(Recorded data)

▼

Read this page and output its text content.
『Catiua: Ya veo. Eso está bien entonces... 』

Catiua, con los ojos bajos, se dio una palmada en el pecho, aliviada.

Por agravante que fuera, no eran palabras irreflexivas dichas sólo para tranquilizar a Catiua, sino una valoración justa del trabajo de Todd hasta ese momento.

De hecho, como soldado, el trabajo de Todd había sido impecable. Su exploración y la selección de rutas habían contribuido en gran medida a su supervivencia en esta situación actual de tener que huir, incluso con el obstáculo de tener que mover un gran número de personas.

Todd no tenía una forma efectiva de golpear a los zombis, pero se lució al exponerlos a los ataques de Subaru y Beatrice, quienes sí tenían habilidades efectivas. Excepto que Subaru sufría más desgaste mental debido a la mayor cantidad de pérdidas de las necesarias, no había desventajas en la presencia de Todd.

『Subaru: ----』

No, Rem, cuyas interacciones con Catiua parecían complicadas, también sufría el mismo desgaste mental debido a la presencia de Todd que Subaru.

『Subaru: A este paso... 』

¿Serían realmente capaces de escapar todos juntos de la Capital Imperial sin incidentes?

▲
▼

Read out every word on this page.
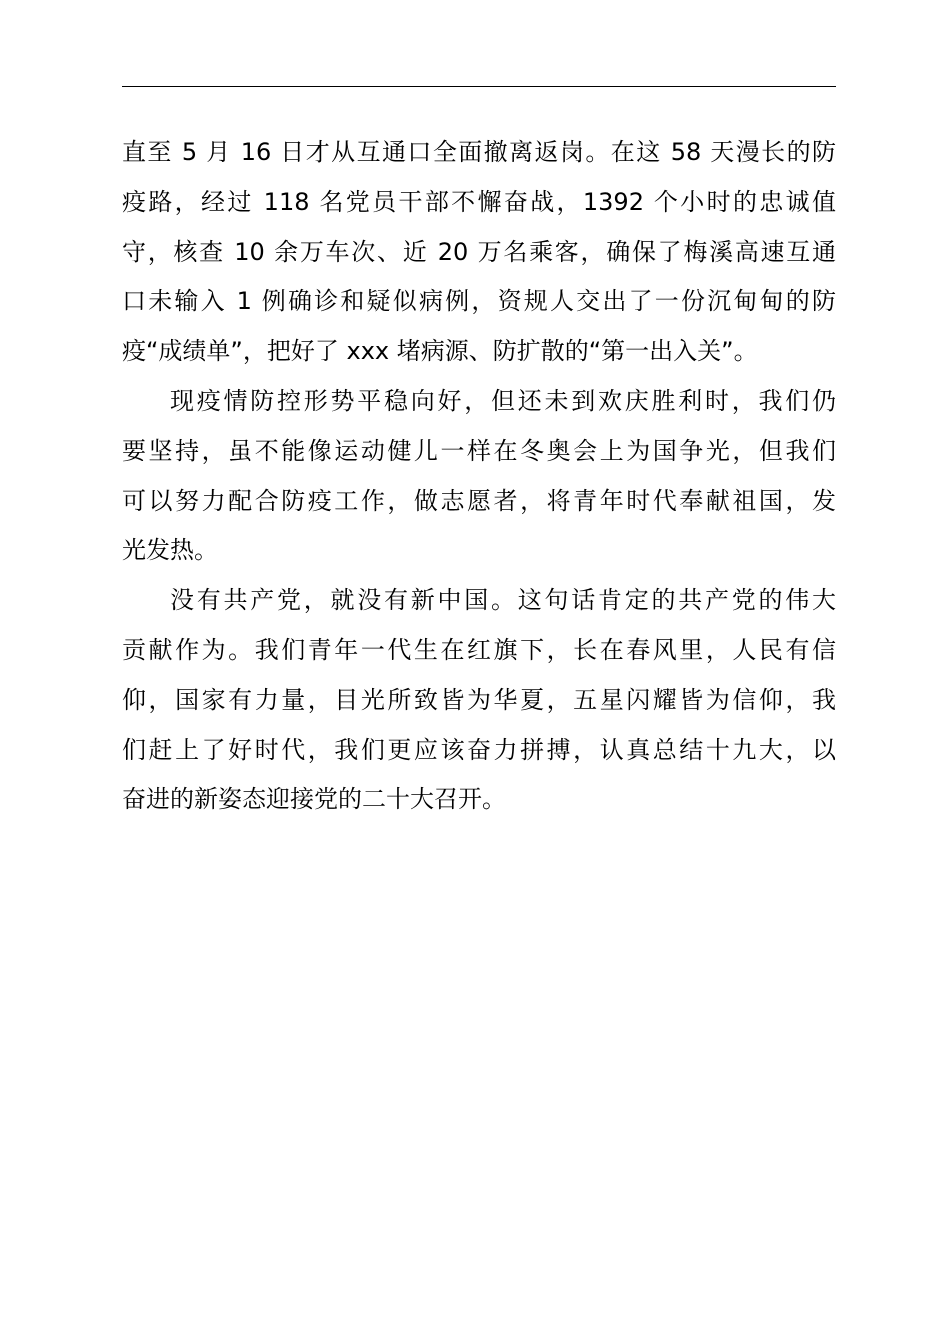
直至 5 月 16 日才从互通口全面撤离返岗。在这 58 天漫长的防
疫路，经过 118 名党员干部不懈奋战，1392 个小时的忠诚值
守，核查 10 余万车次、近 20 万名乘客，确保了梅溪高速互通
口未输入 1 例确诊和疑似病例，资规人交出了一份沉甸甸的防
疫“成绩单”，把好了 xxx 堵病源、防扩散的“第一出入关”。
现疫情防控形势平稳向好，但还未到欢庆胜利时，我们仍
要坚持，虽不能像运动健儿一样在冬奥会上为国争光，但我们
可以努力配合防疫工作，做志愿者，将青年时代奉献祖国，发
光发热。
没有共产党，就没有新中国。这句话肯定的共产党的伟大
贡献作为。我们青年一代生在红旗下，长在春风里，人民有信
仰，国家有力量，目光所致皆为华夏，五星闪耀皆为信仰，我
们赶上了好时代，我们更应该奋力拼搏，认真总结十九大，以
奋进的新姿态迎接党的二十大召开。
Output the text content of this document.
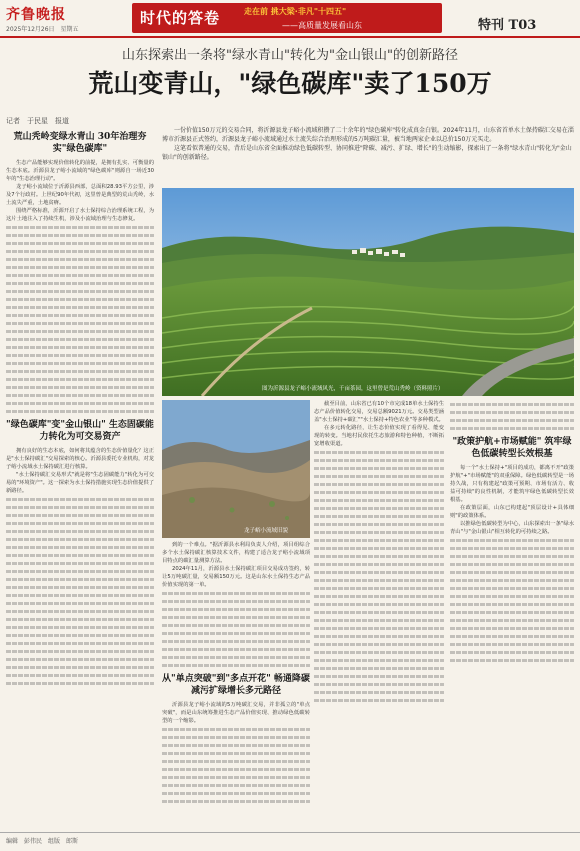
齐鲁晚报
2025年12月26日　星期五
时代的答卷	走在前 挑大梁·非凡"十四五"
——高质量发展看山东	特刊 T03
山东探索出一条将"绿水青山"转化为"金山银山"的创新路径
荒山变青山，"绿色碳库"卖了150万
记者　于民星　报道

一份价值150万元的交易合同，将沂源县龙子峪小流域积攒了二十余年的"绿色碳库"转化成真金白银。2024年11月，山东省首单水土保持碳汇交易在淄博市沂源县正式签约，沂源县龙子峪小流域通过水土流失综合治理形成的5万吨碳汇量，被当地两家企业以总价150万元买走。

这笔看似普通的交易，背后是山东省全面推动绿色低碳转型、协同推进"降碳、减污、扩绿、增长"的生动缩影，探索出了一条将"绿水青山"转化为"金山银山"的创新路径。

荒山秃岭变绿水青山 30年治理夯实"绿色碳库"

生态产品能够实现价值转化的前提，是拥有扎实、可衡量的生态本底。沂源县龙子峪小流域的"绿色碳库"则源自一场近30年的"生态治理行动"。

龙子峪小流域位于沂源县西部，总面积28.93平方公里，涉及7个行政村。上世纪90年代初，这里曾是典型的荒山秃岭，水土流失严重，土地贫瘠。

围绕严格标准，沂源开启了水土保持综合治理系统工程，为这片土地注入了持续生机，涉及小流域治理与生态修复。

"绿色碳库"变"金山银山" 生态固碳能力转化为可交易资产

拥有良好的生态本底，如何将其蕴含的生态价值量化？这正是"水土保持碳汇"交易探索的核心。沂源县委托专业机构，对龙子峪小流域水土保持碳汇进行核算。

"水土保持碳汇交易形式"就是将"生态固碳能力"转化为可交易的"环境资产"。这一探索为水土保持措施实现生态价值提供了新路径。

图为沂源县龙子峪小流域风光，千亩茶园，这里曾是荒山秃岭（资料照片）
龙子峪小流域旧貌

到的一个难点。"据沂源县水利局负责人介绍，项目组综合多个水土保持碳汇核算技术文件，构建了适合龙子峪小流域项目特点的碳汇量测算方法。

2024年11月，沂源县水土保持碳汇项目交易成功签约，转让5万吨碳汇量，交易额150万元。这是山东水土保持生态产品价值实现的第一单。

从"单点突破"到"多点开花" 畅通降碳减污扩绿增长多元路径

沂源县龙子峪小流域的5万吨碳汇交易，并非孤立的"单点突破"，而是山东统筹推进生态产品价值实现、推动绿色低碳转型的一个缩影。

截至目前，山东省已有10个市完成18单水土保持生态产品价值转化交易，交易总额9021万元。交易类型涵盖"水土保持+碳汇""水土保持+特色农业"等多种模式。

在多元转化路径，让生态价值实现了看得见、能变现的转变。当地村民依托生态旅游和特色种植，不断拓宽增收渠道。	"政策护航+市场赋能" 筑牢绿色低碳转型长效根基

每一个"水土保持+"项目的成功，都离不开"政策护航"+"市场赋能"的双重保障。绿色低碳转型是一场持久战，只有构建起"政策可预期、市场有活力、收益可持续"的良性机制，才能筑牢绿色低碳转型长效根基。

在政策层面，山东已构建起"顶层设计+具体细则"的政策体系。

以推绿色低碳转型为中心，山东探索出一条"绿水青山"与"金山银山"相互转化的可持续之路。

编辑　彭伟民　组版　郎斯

▲

Locate and copy each line in the data above that includes the word "content".

Read this page and output its text content.
Output the text content of this document.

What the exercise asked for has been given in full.